-- Start of Recorded information --

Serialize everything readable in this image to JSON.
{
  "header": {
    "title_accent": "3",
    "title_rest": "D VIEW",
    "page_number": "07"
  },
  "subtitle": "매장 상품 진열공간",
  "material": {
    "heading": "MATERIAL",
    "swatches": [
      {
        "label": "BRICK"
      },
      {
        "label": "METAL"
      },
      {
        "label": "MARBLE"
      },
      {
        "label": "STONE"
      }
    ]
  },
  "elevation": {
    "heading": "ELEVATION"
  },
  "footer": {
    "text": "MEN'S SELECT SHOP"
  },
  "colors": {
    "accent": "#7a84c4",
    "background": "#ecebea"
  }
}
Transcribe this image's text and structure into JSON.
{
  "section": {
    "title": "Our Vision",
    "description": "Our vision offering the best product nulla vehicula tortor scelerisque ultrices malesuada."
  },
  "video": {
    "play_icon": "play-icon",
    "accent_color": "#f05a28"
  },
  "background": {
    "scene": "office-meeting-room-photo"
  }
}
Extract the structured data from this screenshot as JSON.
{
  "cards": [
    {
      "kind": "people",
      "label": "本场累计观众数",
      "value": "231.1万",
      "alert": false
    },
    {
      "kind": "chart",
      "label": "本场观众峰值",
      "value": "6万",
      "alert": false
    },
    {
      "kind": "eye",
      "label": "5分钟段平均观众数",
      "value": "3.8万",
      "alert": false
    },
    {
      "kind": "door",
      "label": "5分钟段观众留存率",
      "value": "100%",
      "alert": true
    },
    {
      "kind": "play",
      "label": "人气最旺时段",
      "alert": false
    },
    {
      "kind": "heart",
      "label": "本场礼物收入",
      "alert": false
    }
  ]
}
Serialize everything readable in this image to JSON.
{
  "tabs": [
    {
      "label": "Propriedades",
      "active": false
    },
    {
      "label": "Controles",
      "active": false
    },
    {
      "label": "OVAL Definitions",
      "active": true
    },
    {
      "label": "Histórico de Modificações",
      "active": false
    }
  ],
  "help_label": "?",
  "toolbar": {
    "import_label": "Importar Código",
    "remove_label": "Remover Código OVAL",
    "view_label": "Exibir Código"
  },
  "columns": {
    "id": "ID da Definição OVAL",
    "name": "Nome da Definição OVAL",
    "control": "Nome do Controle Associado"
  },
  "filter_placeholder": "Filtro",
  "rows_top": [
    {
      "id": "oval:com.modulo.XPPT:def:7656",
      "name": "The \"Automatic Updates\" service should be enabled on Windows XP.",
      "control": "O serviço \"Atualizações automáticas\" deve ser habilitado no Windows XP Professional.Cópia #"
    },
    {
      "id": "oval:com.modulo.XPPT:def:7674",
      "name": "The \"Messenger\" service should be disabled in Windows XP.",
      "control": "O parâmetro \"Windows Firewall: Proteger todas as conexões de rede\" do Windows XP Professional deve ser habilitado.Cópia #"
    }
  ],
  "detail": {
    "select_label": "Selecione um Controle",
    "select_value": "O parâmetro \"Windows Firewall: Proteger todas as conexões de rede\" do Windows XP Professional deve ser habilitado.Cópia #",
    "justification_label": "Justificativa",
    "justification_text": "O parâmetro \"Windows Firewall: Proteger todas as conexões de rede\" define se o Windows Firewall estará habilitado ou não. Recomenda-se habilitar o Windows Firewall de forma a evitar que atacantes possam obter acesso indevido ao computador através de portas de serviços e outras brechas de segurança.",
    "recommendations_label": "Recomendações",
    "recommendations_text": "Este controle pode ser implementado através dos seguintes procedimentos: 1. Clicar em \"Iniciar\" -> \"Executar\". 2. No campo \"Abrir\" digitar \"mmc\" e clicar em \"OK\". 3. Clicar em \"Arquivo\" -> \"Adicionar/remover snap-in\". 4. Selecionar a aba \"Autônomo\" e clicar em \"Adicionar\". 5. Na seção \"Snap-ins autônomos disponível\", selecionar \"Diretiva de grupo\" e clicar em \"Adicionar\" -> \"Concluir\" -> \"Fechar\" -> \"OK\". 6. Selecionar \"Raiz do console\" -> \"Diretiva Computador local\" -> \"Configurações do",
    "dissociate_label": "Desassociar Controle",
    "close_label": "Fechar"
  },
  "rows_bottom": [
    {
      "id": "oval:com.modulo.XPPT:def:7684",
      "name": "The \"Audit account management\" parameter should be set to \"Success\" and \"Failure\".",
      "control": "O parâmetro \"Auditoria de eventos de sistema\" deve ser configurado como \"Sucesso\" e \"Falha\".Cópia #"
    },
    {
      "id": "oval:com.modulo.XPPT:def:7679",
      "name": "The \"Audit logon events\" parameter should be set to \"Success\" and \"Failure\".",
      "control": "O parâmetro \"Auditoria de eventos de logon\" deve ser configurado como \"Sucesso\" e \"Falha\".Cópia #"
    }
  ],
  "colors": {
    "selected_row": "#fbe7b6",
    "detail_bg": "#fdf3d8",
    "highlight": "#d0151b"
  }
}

-- End of Recorded information --

## Goal
Repeat every entry word for word.

## Finished exercise
Serialize everything readable in this image to JSON.
{
  "header": {
    "title_accent": "3",
    "title_rest": "D VIEW",
    "page_number": "07"
  },
  "subtitle": "매장 상품 진열공간",
  "material": {
    "heading": "MATERIAL",
    "swatches": [
      {
        "label": "BRICK"
      },
      {
        "label": "METAL"
      },
      {
        "label": "MARBLE"
      },
      {
        "label": "STONE"
      }
    ]
  },
  "elevation": {
    "heading": "ELEVATION"
  },
  "footer": {
    "text": "MEN'S SELECT SHOP"
  },
  "colors": {
    "accent": "#7a84c4",
    "background": "#ecebea"
  }
}
Transcribe this image's text and structure into JSON.
{
  "section": {
    "title": "Our Vision",
    "description": "Our vision offering the best product nulla vehicula tortor scelerisque ultrices malesuada."
  },
  "video": {
    "play_icon": "play-icon",
    "accent_color": "#f05a28"
  },
  "background": {
    "scene": "office-meeting-room-photo"
  }
}
Extract the structured data from this screenshot as JSON.
{
  "cards": [
    {
      "kind": "people",
      "label": "本场累计观众数",
      "value": "231.1万",
      "alert": false
    },
    {
      "kind": "chart",
      "label": "本场观众峰值",
      "value": "6万",
      "alert": false
    },
    {
      "kind": "eye",
      "label": "5分钟段平均观众数",
      "value": "3.8万",
      "alert": false
    },
    {
      "kind": "door",
      "label": "5分钟段观众留存率",
      "value": "100%",
      "alert": true
    },
    {
      "kind": "play",
      "label": "人气最旺时段",
      "alert": false
    },
    {
      "kind": "heart",
      "label": "本场礼物收入",
      "alert": false
    }
  ]
}
Serialize everything readable in this image to JSON.
{
  "tabs": [
    {
      "label": "Propriedades",
      "active": false
    },
    {
      "label": "Controles",
      "active": false
    },
    {
      "label": "OVAL Definitions",
      "active": true
    },
    {
      "label": "Histórico de Modificações",
      "active": false
    }
  ],
  "help_label": "?",
  "toolbar": {
    "import_label": "Importar Código",
    "remove_label": "Remover Código OVAL",
    "view_label": "Exibir Código"
  },
  "columns": {
    "id": "ID da Definição OVAL",
    "name": "Nome da Definição OVAL",
    "control": "Nome do Controle Associado"
  },
  "filter_placeholder": "Filtro",
  "rows_top": [
    {
      "id": "oval:com.modulo.XPPT:def:7656",
      "name": "The \"Automatic Updates\" service should be enabled on Windows XP.",
      "control": "O serviço \"Atualizações automáticas\" deve ser habilitado no Windows XP Professional.Cópia #"
    },
    {
      "id": "oval:com.modulo.XPPT:def:7674",
      "name": "The \"Messenger\" service should be disabled in Windows XP.",
      "control": "O parâmetro \"Windows Firewall: Proteger todas as conexões de rede\" do Windows XP Professional deve ser habilitado.Cópia #"
    }
  ],
  "detail": {
    "select_label": "Selecione um Controle",
    "select_value": "O parâmetro \"Windows Firewall: Proteger todas as conexões de rede\" do Windows XP Professional deve ser habilitado.Cópia #",
    "justification_label": "Justificativa",
    "justification_text": "O parâmetro \"Windows Firewall: Proteger todas as conexões de rede\" define se o Windows Firewall estará habilitado ou não. Recomenda-se habilitar o Windows Firewall de forma a evitar que atacantes possam obter acesso indevido ao computador através de portas de serviços e outras brechas de segurança.",
    "recommendations_label": "Recomendações",
    "recommendations_text": "Este controle pode ser implementado através dos seguintes procedimentos: 1. Clicar em \"Iniciar\" -> \"Executar\". 2. No campo \"Abrir\" digitar \"mmc\" e clicar em \"OK\". 3. Clicar em \"Arquivo\" -> \"Adicionar/remover snap-in\". 4. Selecionar a aba \"Autônomo\" e clicar em \"Adicionar\". 5. Na seção \"Snap-ins autônomos disponível\", selecionar \"Diretiva de grupo\" e clicar em \"Adicionar\" -> \"Concluir\" -> \"Fechar\" -> \"OK\". 6. Selecionar \"Raiz do console\" -> \"Diretiva Computador local\" -> \"Configurações do",
    "dissociate_label": "Desassociar Controle",
    "close_label": "Fechar"
  },
  "rows_bottom": [
    {
      "id": "oval:com.modulo.XPPT:def:7684",
      "name": "The \"Audit account management\" parameter should be set to \"Success\" and \"Failure\".",
      "control": "O parâmetro \"Auditoria de eventos de sistema\" deve ser configurado como \"Sucesso\" e \"Falha\".Cópia #"
    },
    {
      "id": "oval:com.modulo.XPPT:def:7679",
      "name": "The \"Audit logon events\" parameter should be set to \"Success\" and \"Failure\".",
      "control": "O parâmetro \"Auditoria de eventos de logon\" deve ser configurado como \"Sucesso\" e \"Falha\".Cópia #"
    }
  ],
  "colors": {
    "selected_row": "#fbe7b6",
    "detail_bg": "#fdf3d8",
    "highlight": "#d0151b"
  }
}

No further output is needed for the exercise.